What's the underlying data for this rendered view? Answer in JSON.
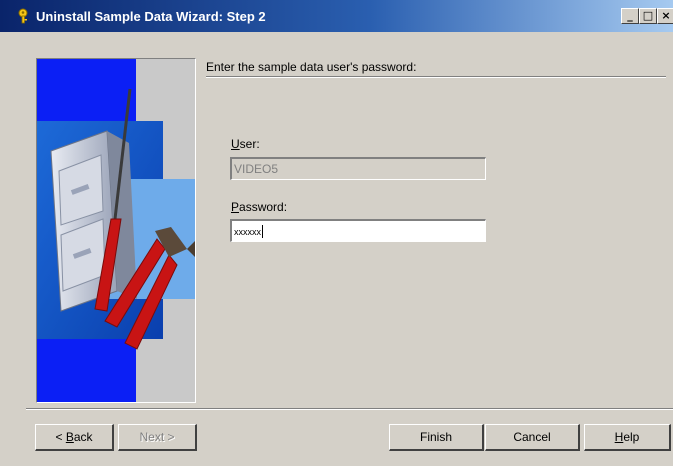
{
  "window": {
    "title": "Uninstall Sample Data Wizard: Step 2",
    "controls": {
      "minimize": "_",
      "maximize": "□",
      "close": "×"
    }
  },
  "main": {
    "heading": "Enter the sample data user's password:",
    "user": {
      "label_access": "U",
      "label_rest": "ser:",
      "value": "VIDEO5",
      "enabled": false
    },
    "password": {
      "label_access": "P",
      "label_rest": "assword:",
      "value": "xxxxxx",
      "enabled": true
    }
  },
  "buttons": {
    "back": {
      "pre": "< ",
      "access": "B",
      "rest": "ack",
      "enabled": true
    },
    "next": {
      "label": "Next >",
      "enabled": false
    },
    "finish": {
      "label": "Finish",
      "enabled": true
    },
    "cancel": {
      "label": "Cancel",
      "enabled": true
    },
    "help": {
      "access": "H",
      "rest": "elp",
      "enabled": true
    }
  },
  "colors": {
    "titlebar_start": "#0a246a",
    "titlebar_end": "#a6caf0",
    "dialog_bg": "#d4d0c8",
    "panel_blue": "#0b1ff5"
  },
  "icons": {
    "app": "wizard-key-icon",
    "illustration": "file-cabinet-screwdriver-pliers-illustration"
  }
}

============

Exercise prompt → Pull out all lines containing "password".

Reply to the task →
    "heading": "Enter the sample data user's password:",
    "password": {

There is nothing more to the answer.